Exercise prompt
Return the entries verbatim and drop every picture.

═══

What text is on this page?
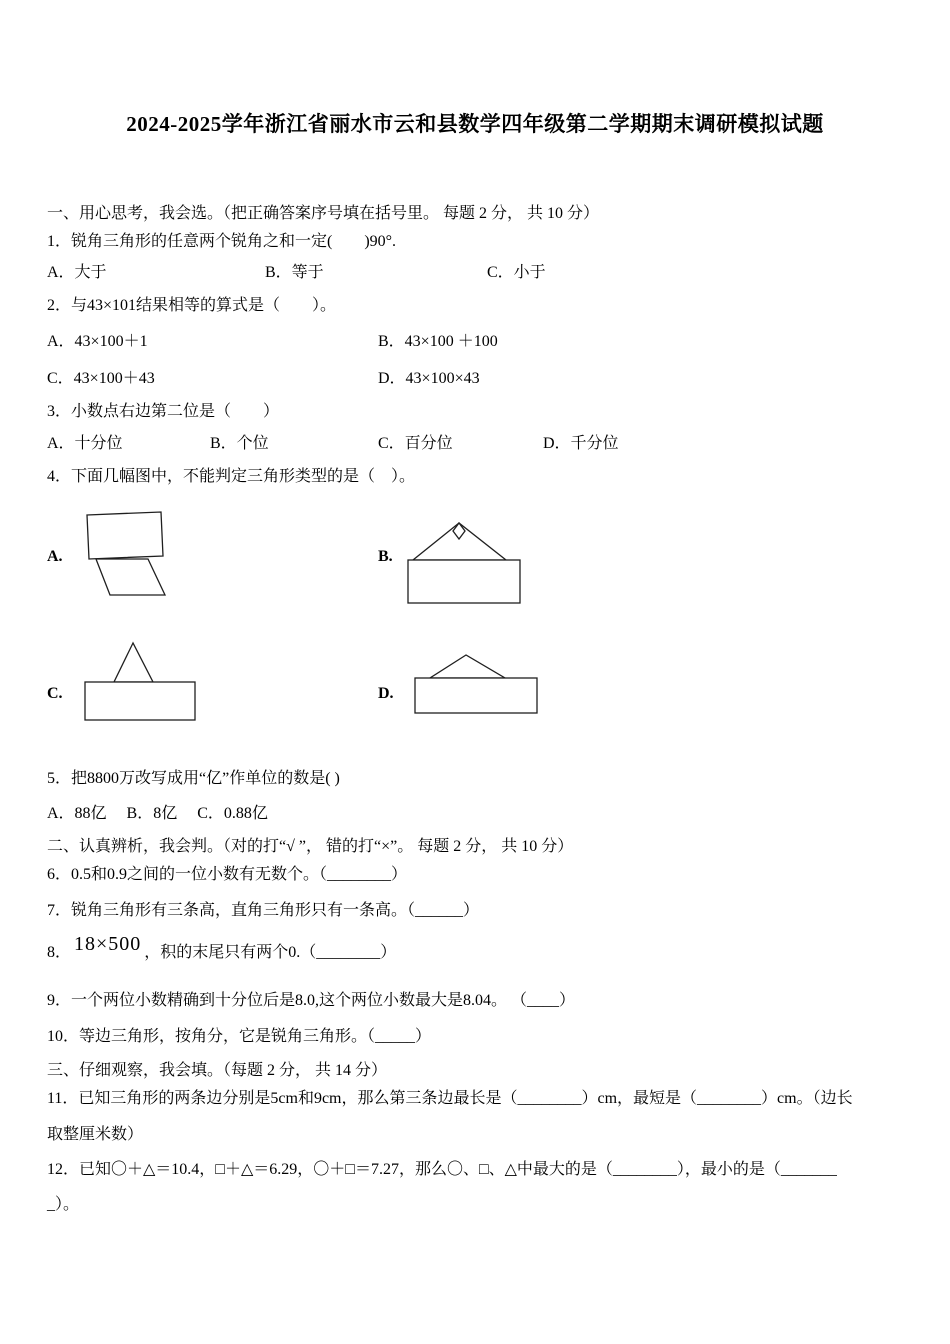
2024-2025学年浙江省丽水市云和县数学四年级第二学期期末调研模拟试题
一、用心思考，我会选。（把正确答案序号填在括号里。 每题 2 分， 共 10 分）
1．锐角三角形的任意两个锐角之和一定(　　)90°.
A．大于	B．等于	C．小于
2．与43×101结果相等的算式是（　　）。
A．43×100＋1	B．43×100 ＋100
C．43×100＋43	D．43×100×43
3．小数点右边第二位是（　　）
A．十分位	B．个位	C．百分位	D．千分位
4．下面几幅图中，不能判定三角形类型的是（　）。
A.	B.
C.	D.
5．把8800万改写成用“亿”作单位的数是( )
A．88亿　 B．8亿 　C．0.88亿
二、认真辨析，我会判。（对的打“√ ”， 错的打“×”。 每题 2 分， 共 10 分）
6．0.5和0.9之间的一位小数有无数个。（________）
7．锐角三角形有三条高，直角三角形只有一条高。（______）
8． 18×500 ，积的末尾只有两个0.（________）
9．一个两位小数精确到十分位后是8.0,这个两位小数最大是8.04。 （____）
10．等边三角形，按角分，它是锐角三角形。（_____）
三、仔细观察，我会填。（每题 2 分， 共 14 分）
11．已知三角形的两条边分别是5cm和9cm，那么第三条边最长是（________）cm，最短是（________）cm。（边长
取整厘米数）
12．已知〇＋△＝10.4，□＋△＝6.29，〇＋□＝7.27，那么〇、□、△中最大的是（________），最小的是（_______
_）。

═══

Solution to the exercise
What text is on this page?
2024-2025学年浙江省丽水市云和县数学四年级第二学期期末调研模拟试题
一、用心思考，我会选。（把正确答案序号填在括号里。 每题 2 分， 共 10 分）
1．锐角三角形的任意两个锐角之和一定(　　)90°.
A．大于	B．等于	C．小于
2．与43×101结果相等的算式是（　　）。
A．43×100＋1	B．43×100 ＋100
C．43×100＋43	D．43×100×43
3．小数点右边第二位是（　　）
A．十分位	B．个位	C．百分位	D．千分位
4．下面几幅图中，不能判定三角形类型的是（　）。
A.	B.
C.	D.
5．把8800万改写成用“亿”作单位的数是( )
A．88亿　 B．8亿 　C．0.88亿
二、认真辨析，我会判。（对的打“√ ”， 错的打“×”。 每题 2 分， 共 10 分）
6．0.5和0.9之间的一位小数有无数个。（________）
7．锐角三角形有三条高，直角三角形只有一条高。（______）
8． 18×500 ，积的末尾只有两个0.（________）
9．一个两位小数精确到十分位后是8.0,这个两位小数最大是8.04。 （____）
10．等边三角形，按角分，它是锐角三角形。（_____）
三、仔细观察，我会填。（每题 2 分， 共 14 分）
11．已知三角形的两条边分别是5cm和9cm，那么第三条边最长是（________）cm，最短是（________）cm。（边长
取整厘米数）
12．已知〇＋△＝10.4，□＋△＝6.29，〇＋□＝7.27，那么〇、□、△中最大的是（________），最小的是（_______
_）。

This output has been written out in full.